TASK DETAILS: Return the material exactly as supplied, apart from the pictures, which are omitted.
========================
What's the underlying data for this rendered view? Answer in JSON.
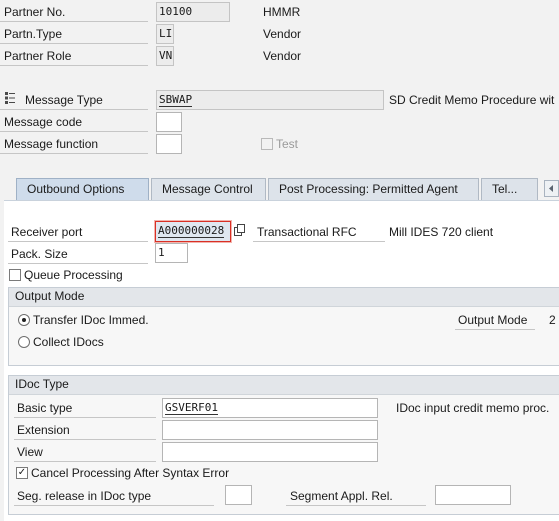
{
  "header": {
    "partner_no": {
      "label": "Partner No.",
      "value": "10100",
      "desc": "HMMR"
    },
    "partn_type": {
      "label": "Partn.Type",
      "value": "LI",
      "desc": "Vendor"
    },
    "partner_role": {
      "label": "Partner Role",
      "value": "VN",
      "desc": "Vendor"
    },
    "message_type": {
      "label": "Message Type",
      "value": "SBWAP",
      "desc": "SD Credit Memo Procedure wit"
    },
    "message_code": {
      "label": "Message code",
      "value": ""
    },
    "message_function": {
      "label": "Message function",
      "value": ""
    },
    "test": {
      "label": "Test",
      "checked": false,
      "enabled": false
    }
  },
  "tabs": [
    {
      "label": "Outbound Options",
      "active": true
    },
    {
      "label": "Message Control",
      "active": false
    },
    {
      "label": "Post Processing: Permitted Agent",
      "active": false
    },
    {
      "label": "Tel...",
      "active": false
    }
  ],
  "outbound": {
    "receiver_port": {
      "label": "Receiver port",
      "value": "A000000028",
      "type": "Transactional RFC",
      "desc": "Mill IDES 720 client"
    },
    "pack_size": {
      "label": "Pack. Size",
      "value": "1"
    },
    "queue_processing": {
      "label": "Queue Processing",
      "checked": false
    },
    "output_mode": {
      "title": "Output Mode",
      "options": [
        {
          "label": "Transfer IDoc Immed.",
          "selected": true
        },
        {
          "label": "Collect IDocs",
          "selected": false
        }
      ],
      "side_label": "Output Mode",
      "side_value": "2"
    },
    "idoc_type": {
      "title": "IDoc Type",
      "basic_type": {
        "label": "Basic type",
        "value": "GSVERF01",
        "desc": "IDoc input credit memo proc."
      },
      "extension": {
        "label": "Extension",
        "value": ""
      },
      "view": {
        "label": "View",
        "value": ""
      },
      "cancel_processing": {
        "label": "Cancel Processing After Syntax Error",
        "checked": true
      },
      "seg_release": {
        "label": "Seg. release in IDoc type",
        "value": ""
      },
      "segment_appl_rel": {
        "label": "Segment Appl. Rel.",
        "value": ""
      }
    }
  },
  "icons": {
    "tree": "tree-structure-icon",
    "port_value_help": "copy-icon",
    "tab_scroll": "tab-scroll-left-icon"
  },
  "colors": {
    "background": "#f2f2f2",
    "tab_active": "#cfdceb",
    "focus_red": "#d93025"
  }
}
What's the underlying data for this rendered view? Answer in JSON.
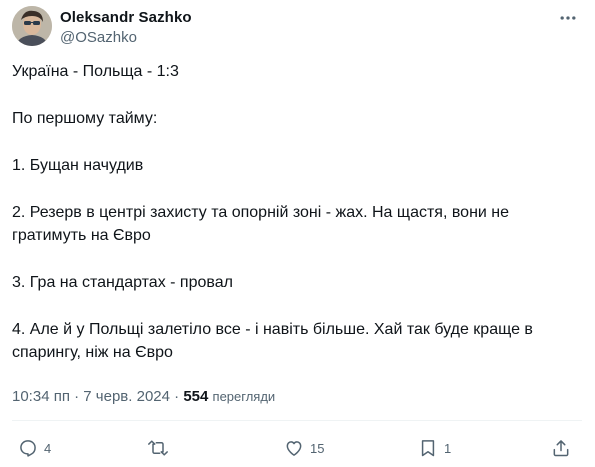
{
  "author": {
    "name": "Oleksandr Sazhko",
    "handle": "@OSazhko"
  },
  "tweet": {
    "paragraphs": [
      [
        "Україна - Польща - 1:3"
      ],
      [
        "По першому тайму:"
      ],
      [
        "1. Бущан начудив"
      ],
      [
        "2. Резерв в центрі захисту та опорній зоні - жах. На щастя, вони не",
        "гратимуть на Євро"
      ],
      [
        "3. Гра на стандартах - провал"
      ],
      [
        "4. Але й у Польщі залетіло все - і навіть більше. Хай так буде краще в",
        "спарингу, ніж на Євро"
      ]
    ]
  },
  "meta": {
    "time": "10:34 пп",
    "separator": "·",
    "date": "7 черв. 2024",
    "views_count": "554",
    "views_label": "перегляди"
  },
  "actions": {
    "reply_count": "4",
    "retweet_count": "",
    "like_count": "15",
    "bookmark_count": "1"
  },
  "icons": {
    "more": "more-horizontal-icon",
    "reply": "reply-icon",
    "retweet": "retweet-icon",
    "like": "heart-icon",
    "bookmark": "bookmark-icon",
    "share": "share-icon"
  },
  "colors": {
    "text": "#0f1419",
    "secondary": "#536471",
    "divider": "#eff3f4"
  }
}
========================
WRITTEN ANSWER:
What's the underlying data for this rendered view? Answer in JSON.
{
  "header": {
    "partner_no": {
      "label": "Partner No.",
      "value": "10100",
      "desc": "HMMR"
    },
    "partn_type": {
      "label": "Partn.Type",
      "value": "LI",
      "desc": "Vendor"
    },
    "partner_role": {
      "label": "Partner Role",
      "value": "VN",
      "desc": "Vendor"
    },
    "message_type": {
      "label": "Message Type",
      "value": "SBWAP",
      "desc": "SD Credit Memo Procedure wit"
    },
    "message_code": {
      "label": "Message code",
      "value": ""
    },
    "message_function": {
      "label": "Message function",
      "value": ""
    },
    "test": {
      "label": "Test",
      "checked": false,
      "enabled": false
    }
  },
  "tabs": [
    {
      "label": "Outbound Options",
      "active": true
    },
    {
      "label": "Message Control",
      "active": false
    },
    {
      "label": "Post Processing: Permitted Agent",
      "active": false
    },
    {
      "label": "Tel...",
      "active": false
    }
  ],
  "outbound": {
    "receiver_port": {
      "label": "Receiver port",
      "value": "A000000028",
      "type": "Transactional RFC",
      "desc": "Mill IDES 720 client"
    },
    "pack_size": {
      "label": "Pack. Size",
      "value": "1"
    },
    "queue_processing": {
      "label": "Queue Processing",
      "checked": false
    },
    "output_mode": {
      "title": "Output Mode",
      "options": [
        {
          "label": "Transfer IDoc Immed.",
          "selected": true
        },
        {
          "label": "Collect IDocs",
          "selected": false
        }
      ],
      "side_label": "Output Mode",
      "side_value": "2"
    },
    "idoc_type": {
      "title": "IDoc Type",
      "basic_type": {
        "label": "Basic type",
        "value": "GSVERF01",
        "desc": "IDoc input credit memo proc."
      },
      "extension": {
        "label": "Extension",
        "value": ""
      },
      "view": {
        "label": "View",
        "value": ""
      },
      "cancel_processing": {
        "label": "Cancel Processing After Syntax Error",
        "checked": true
      },
      "seg_release": {
        "label": "Seg. release in IDoc type",
        "value": ""
      },
      "segment_appl_rel": {
        "label": "Segment Appl. Rel.",
        "value": ""
      }
    }
  },
  "icons": {
    "tree": "tree-structure-icon",
    "port_value_help": "copy-icon",
    "tab_scroll": "tab-scroll-left-icon"
  },
  "colors": {
    "background": "#f2f2f2",
    "tab_active": "#cfdceb",
    "focus_red": "#d93025"
  }
}
What's the underlying data for this rendered view? Answer in JSON.
{
  "author": {
    "name": "Oleksandr Sazhko",
    "handle": "@OSazhko"
  },
  "tweet": {
    "paragraphs": [
      [
        "Україна - Польща - 1:3"
      ],
      [
        "По першому тайму:"
      ],
      [
        "1. Бущан начудив"
      ],
      [
        "2. Резерв в центрі захисту та опорній зоні - жах. На щастя, вони не",
        "гратимуть на Євро"
      ],
      [
        "3. Гра на стандартах - провал"
      ],
      [
        "4. Але й у Польщі залетіло все - і навіть більше. Хай так буде краще в",
        "спарингу, ніж на Євро"
      ]
    ]
  },
  "meta": {
    "time": "10:34 пп",
    "separator": "·",
    "date": "7 черв. 2024",
    "views_count": "554",
    "views_label": "перегляди"
  },
  "actions": {
    "reply_count": "4",
    "retweet_count": "",
    "like_count": "15",
    "bookmark_count": "1"
  },
  "icons": {
    "more": "more-horizontal-icon",
    "reply": "reply-icon",
    "retweet": "retweet-icon",
    "like": "heart-icon",
    "bookmark": "bookmark-icon",
    "share": "share-icon"
  },
  "colors": {
    "text": "#0f1419",
    "secondary": "#536471",
    "divider": "#eff3f4"
  }
}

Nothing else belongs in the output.